== LISTED ENTRIES

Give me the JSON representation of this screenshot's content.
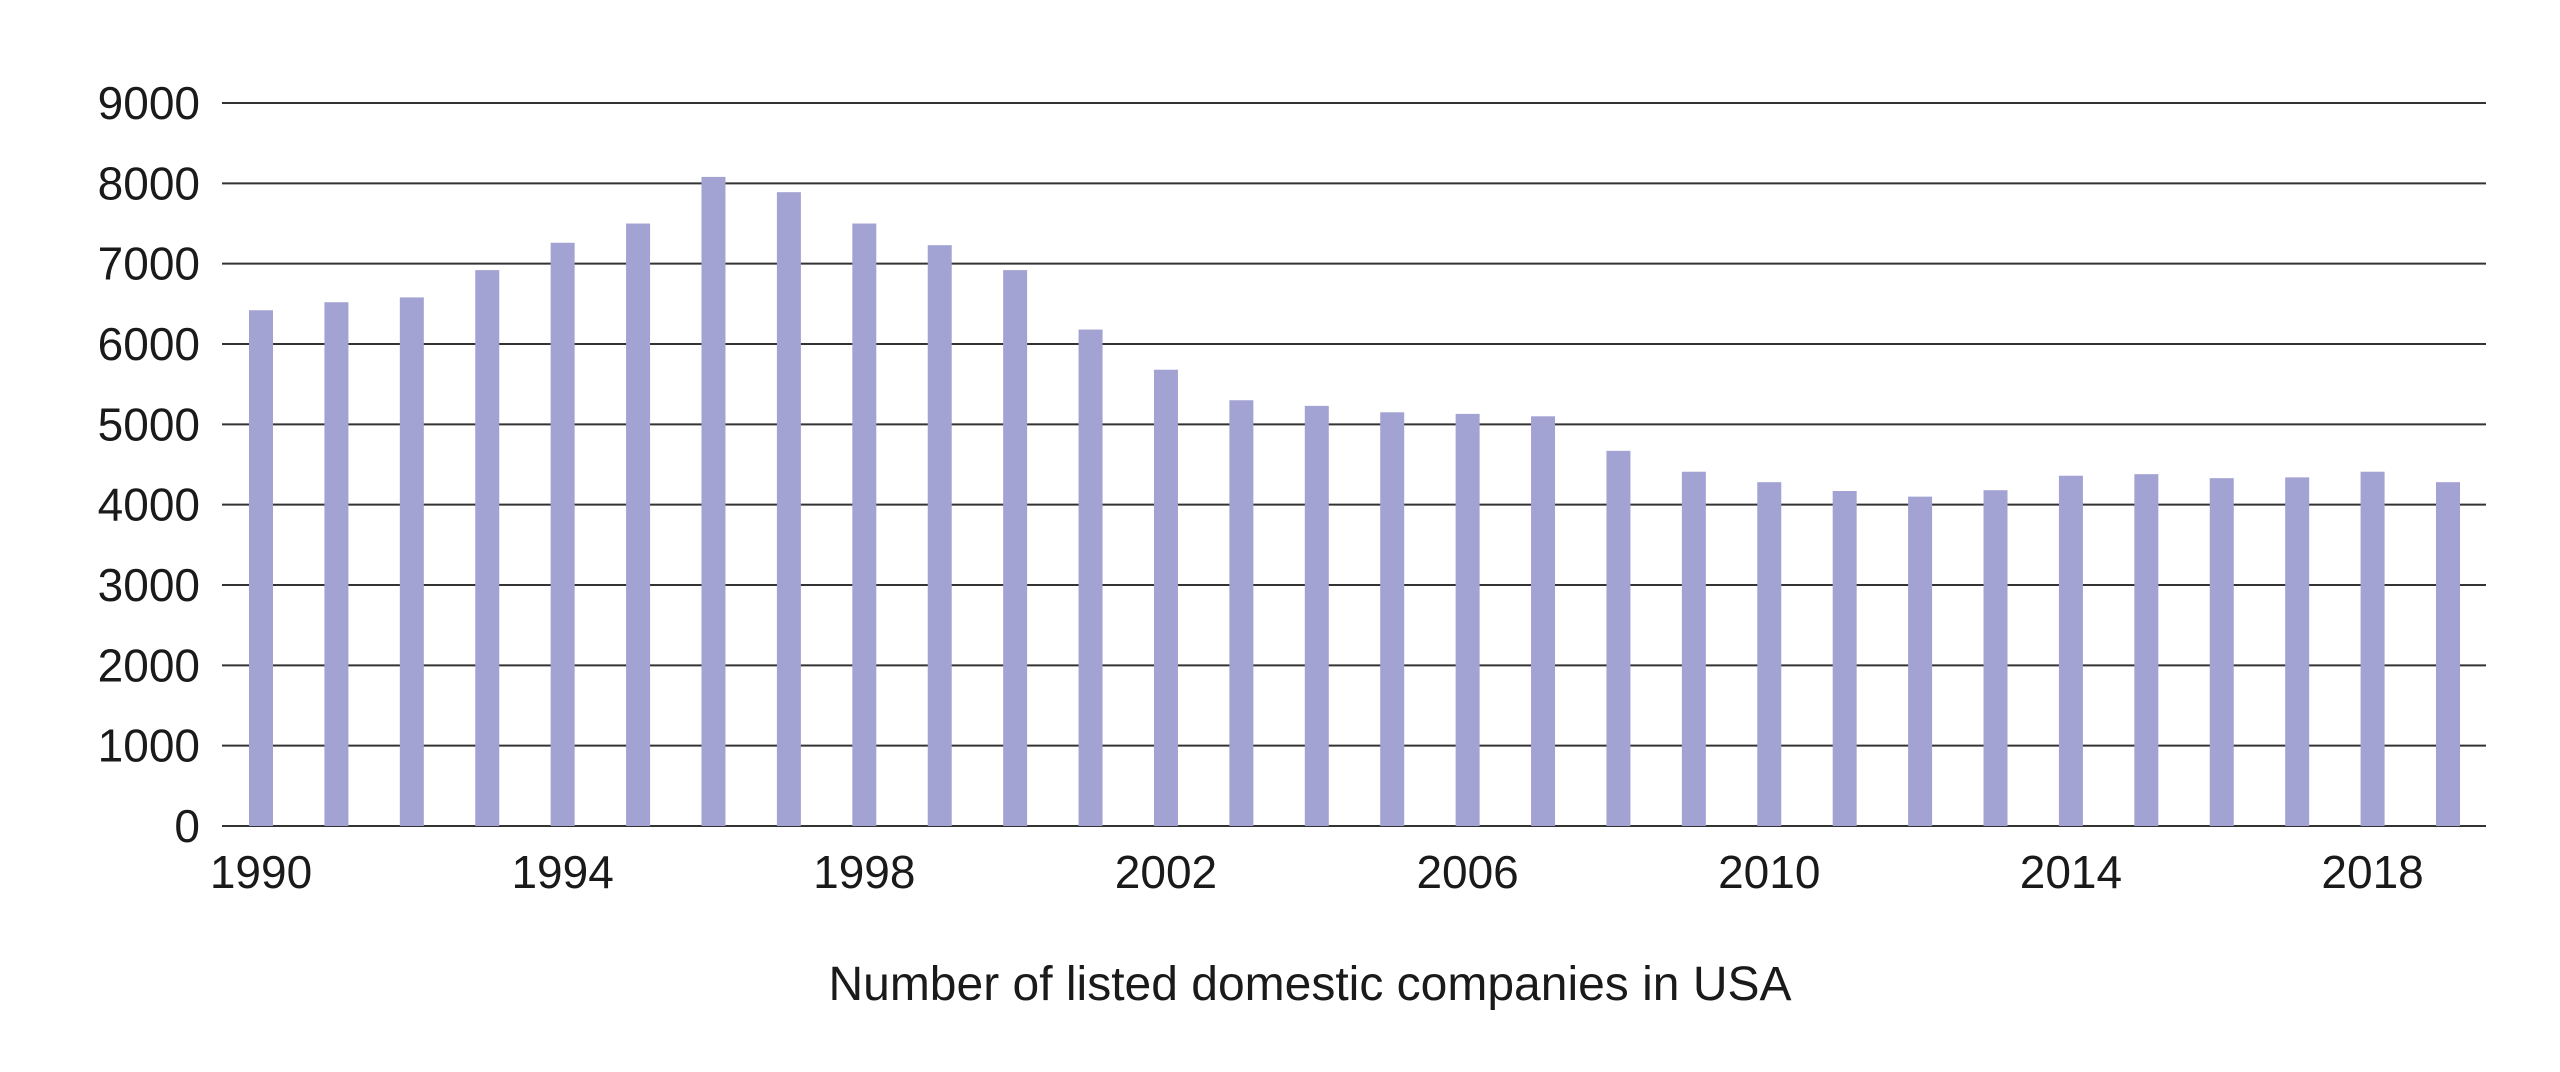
{
  "chart_data": {
    "type": "bar",
    "title": "",
    "xlabel": "Number of listed domestic companies in USA",
    "ylabel": "",
    "categories": [
      "1990",
      "1991",
      "1992",
      "1993",
      "1994",
      "1995",
      "1996",
      "1997",
      "1998",
      "1999",
      "2000",
      "2001",
      "2002",
      "2003",
      "2004",
      "2005",
      "2006",
      "2007",
      "2008",
      "2009",
      "2010",
      "2011",
      "2012",
      "2013",
      "2014",
      "2015",
      "2016",
      "2017",
      "2018",
      "2019"
    ],
    "x_tick_labels": [
      "1990",
      "1994",
      "1998",
      "2002",
      "2006",
      "2010",
      "2014",
      "2018"
    ],
    "y_ticks": [
      0,
      1000,
      2000,
      3000,
      4000,
      5000,
      6000,
      7000,
      8000,
      9000
    ],
    "values": [
      6420,
      6520,
      6580,
      6920,
      7260,
      7500,
      8080,
      7890,
      7500,
      7230,
      6920,
      6180,
      5680,
      5300,
      5230,
      5150,
      5130,
      5100,
      4670,
      4410,
      4280,
      4170,
      4100,
      4180,
      4360,
      4380,
      4330,
      4340,
      4410,
      4280
    ],
    "ylim": [
      0,
      9000
    ],
    "grid": true,
    "legend": "none",
    "bar_color": "#a3a3d3"
  }
}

====

## TASK TO COMPLETE
Could you reproduce every record above exactly, leaving out the pictures?

## RESULT
Give me the JSON representation of this screenshot's content.
{
  "chart_data": {
    "type": "bar",
    "title": "",
    "xlabel": "Number of listed domestic companies in USA",
    "ylabel": "",
    "categories": [
      "1990",
      "1991",
      "1992",
      "1993",
      "1994",
      "1995",
      "1996",
      "1997",
      "1998",
      "1999",
      "2000",
      "2001",
      "2002",
      "2003",
      "2004",
      "2005",
      "2006",
      "2007",
      "2008",
      "2009",
      "2010",
      "2011",
      "2012",
      "2013",
      "2014",
      "2015",
      "2016",
      "2017",
      "2018",
      "2019"
    ],
    "x_tick_labels": [
      "1990",
      "1994",
      "1998",
      "2002",
      "2006",
      "2010",
      "2014",
      "2018"
    ],
    "y_ticks": [
      0,
      1000,
      2000,
      3000,
      4000,
      5000,
      6000,
      7000,
      8000,
      9000
    ],
    "values": [
      6420,
      6520,
      6580,
      6920,
      7260,
      7500,
      8080,
      7890,
      7500,
      7230,
      6920,
      6180,
      5680,
      5300,
      5230,
      5150,
      5130,
      5100,
      4670,
      4410,
      4280,
      4170,
      4100,
      4180,
      4360,
      4380,
      4330,
      4340,
      4410,
      4280
    ],
    "ylim": [
      0,
      9000
    ],
    "grid": true,
    "legend": "none",
    "bar_color": "#a3a3d3"
  }
}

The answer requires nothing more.